(Dataset rows about figures)
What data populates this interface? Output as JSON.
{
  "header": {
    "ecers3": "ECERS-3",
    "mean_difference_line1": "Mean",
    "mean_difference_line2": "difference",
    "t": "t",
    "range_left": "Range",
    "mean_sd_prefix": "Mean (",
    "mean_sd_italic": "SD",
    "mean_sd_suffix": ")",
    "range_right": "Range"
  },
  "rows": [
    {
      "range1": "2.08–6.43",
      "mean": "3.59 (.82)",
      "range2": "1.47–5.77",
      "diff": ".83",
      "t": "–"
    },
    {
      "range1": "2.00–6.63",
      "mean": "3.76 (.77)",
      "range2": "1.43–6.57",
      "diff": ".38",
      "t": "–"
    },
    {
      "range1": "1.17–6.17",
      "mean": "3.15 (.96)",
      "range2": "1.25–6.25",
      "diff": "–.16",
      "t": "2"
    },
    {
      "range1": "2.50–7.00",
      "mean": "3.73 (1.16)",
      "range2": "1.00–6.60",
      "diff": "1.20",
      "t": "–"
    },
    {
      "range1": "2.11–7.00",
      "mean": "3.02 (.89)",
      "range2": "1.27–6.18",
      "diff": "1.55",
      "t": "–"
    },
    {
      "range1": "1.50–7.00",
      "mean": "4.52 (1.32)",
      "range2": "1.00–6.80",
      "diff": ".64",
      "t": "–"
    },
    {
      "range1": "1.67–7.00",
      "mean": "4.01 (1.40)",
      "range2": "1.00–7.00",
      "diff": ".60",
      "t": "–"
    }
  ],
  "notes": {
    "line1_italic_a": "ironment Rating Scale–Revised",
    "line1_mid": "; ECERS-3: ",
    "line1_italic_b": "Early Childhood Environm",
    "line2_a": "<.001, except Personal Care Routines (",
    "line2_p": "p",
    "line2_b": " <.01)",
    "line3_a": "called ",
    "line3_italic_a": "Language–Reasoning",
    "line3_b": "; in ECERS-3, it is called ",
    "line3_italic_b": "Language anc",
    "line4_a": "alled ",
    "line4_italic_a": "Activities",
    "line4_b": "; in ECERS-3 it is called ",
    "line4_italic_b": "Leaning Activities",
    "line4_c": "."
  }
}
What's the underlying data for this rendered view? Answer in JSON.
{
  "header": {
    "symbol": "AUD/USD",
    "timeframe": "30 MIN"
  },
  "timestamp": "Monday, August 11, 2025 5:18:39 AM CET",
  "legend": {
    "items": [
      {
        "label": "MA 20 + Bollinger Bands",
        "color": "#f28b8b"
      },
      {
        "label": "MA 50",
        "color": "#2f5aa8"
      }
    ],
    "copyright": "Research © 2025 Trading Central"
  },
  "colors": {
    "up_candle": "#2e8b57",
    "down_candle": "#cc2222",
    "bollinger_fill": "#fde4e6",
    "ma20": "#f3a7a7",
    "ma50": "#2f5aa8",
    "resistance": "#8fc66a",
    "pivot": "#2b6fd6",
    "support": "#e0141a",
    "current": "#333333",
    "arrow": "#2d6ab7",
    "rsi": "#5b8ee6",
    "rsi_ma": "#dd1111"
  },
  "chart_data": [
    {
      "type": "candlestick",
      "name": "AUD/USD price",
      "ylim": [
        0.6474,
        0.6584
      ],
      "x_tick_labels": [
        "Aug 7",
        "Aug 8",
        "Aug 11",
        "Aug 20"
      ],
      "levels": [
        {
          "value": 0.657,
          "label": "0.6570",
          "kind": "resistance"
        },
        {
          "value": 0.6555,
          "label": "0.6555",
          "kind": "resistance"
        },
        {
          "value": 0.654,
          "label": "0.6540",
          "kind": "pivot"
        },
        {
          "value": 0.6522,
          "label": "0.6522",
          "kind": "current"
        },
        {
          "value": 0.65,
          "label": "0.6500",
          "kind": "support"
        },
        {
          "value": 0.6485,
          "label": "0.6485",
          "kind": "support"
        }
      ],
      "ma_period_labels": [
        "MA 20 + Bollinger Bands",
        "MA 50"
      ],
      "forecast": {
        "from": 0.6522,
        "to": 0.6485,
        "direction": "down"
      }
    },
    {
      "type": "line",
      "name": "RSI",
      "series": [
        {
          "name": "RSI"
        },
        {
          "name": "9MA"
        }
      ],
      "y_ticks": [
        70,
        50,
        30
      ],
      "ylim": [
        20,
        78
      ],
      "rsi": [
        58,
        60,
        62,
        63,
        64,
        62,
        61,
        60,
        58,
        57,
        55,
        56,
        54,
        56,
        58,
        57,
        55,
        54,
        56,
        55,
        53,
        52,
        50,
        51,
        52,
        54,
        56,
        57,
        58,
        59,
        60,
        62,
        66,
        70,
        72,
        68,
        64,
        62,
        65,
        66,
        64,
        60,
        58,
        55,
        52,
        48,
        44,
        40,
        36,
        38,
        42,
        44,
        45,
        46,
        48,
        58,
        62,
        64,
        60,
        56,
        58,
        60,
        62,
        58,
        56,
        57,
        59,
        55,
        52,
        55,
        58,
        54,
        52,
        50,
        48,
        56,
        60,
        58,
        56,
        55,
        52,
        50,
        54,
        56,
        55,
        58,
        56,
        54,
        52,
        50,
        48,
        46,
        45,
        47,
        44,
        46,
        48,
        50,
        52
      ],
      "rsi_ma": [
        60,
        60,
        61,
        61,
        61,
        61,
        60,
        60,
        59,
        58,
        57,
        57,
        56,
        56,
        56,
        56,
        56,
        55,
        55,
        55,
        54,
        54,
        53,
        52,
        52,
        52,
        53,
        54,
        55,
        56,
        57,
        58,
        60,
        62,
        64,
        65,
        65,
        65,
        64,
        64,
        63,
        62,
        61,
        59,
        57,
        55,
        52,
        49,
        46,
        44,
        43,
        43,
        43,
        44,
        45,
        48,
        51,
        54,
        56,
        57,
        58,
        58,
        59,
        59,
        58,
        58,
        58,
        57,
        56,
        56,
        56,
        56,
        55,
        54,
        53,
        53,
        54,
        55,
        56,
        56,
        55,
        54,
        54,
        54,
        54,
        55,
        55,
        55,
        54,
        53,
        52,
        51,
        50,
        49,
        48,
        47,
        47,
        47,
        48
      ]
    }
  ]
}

- **What this task involves**
Using the data above, repeat every line exactly.

- **Correct answer**
What data populates this interface? Output as JSON.
{
  "header": {
    "ecers3": "ECERS-3",
    "mean_difference_line1": "Mean",
    "mean_difference_line2": "difference",
    "t": "t",
    "range_left": "Range",
    "mean_sd_prefix": "Mean (",
    "mean_sd_italic": "SD",
    "mean_sd_suffix": ")",
    "range_right": "Range"
  },
  "rows": [
    {
      "range1": "2.08–6.43",
      "mean": "3.59 (.82)",
      "range2": "1.47–5.77",
      "diff": ".83",
      "t": "–"
    },
    {
      "range1": "2.00–6.63",
      "mean": "3.76 (.77)",
      "range2": "1.43–6.57",
      "diff": ".38",
      "t": "–"
    },
    {
      "range1": "1.17–6.17",
      "mean": "3.15 (.96)",
      "range2": "1.25–6.25",
      "diff": "–.16",
      "t": "2"
    },
    {
      "range1": "2.50–7.00",
      "mean": "3.73 (1.16)",
      "range2": "1.00–6.60",
      "diff": "1.20",
      "t": "–"
    },
    {
      "range1": "2.11–7.00",
      "mean": "3.02 (.89)",
      "range2": "1.27–6.18",
      "diff": "1.55",
      "t": "–"
    },
    {
      "range1": "1.50–7.00",
      "mean": "4.52 (1.32)",
      "range2": "1.00–6.80",
      "diff": ".64",
      "t": "–"
    },
    {
      "range1": "1.67–7.00",
      "mean": "4.01 (1.40)",
      "range2": "1.00–7.00",
      "diff": ".60",
      "t": "–"
    }
  ],
  "notes": {
    "line1_italic_a": "ironment Rating Scale–Revised",
    "line1_mid": "; ECERS-3: ",
    "line1_italic_b": "Early Childhood Environm",
    "line2_a": "<.001, except Personal Care Routines (",
    "line2_p": "p",
    "line2_b": " <.01)",
    "line3_a": "called ",
    "line3_italic_a": "Language–Reasoning",
    "line3_b": "; in ECERS-3, it is called ",
    "line3_italic_b": "Language anc",
    "line4_a": "alled ",
    "line4_italic_a": "Activities",
    "line4_b": "; in ECERS-3 it is called ",
    "line4_italic_b": "Leaning Activities",
    "line4_c": "."
  }
}
What's the underlying data for this rendered view? Answer in JSON.
{
  "header": {
    "symbol": "AUD/USD",
    "timeframe": "30 MIN"
  },
  "timestamp": "Monday, August 11, 2025 5:18:39 AM CET",
  "legend": {
    "items": [
      {
        "label": "MA 20 + Bollinger Bands",
        "color": "#f28b8b"
      },
      {
        "label": "MA 50",
        "color": "#2f5aa8"
      }
    ],
    "copyright": "Research © 2025 Trading Central"
  },
  "colors": {
    "up_candle": "#2e8b57",
    "down_candle": "#cc2222",
    "bollinger_fill": "#fde4e6",
    "ma20": "#f3a7a7",
    "ma50": "#2f5aa8",
    "resistance": "#8fc66a",
    "pivot": "#2b6fd6",
    "support": "#e0141a",
    "current": "#333333",
    "arrow": "#2d6ab7",
    "rsi": "#5b8ee6",
    "rsi_ma": "#dd1111"
  },
  "chart_data": [
    {
      "type": "candlestick",
      "name": "AUD/USD price",
      "ylim": [
        0.6474,
        0.6584
      ],
      "x_tick_labels": [
        "Aug 7",
        "Aug 8",
        "Aug 11",
        "Aug 20"
      ],
      "levels": [
        {
          "value": 0.657,
          "label": "0.6570",
          "kind": "resistance"
        },
        {
          "value": 0.6555,
          "label": "0.6555",
          "kind": "resistance"
        },
        {
          "value": 0.654,
          "label": "0.6540",
          "kind": "pivot"
        },
        {
          "value": 0.6522,
          "label": "0.6522",
          "kind": "current"
        },
        {
          "value": 0.65,
          "label": "0.6500",
          "kind": "support"
        },
        {
          "value": 0.6485,
          "label": "0.6485",
          "kind": "support"
        }
      ],
      "ma_period_labels": [
        "MA 20 + Bollinger Bands",
        "MA 50"
      ],
      "forecast": {
        "from": 0.6522,
        "to": 0.6485,
        "direction": "down"
      }
    },
    {
      "type": "line",
      "name": "RSI",
      "series": [
        {
          "name": "RSI"
        },
        {
          "name": "9MA"
        }
      ],
      "y_ticks": [
        70,
        50,
        30
      ],
      "ylim": [
        20,
        78
      ],
      "rsi": [
        58,
        60,
        62,
        63,
        64,
        62,
        61,
        60,
        58,
        57,
        55,
        56,
        54,
        56,
        58,
        57,
        55,
        54,
        56,
        55,
        53,
        52,
        50,
        51,
        52,
        54,
        56,
        57,
        58,
        59,
        60,
        62,
        66,
        70,
        72,
        68,
        64,
        62,
        65,
        66,
        64,
        60,
        58,
        55,
        52,
        48,
        44,
        40,
        36,
        38,
        42,
        44,
        45,
        46,
        48,
        58,
        62,
        64,
        60,
        56,
        58,
        60,
        62,
        58,
        56,
        57,
        59,
        55,
        52,
        55,
        58,
        54,
        52,
        50,
        48,
        56,
        60,
        58,
        56,
        55,
        52,
        50,
        54,
        56,
        55,
        58,
        56,
        54,
        52,
        50,
        48,
        46,
        45,
        47,
        44,
        46,
        48,
        50,
        52
      ],
      "rsi_ma": [
        60,
        60,
        61,
        61,
        61,
        61,
        60,
        60,
        59,
        58,
        57,
        57,
        56,
        56,
        56,
        56,
        56,
        55,
        55,
        55,
        54,
        54,
        53,
        52,
        52,
        52,
        53,
        54,
        55,
        56,
        57,
        58,
        60,
        62,
        64,
        65,
        65,
        65,
        64,
        64,
        63,
        62,
        61,
        59,
        57,
        55,
        52,
        49,
        46,
        44,
        43,
        43,
        43,
        44,
        45,
        48,
        51,
        54,
        56,
        57,
        58,
        58,
        59,
        59,
        58,
        58,
        58,
        57,
        56,
        56,
        56,
        56,
        55,
        54,
        53,
        53,
        54,
        55,
        56,
        56,
        55,
        54,
        54,
        54,
        54,
        55,
        55,
        55,
        54,
        53,
        52,
        51,
        50,
        49,
        48,
        47,
        47,
        47,
        48
      ]
    }
  ]
}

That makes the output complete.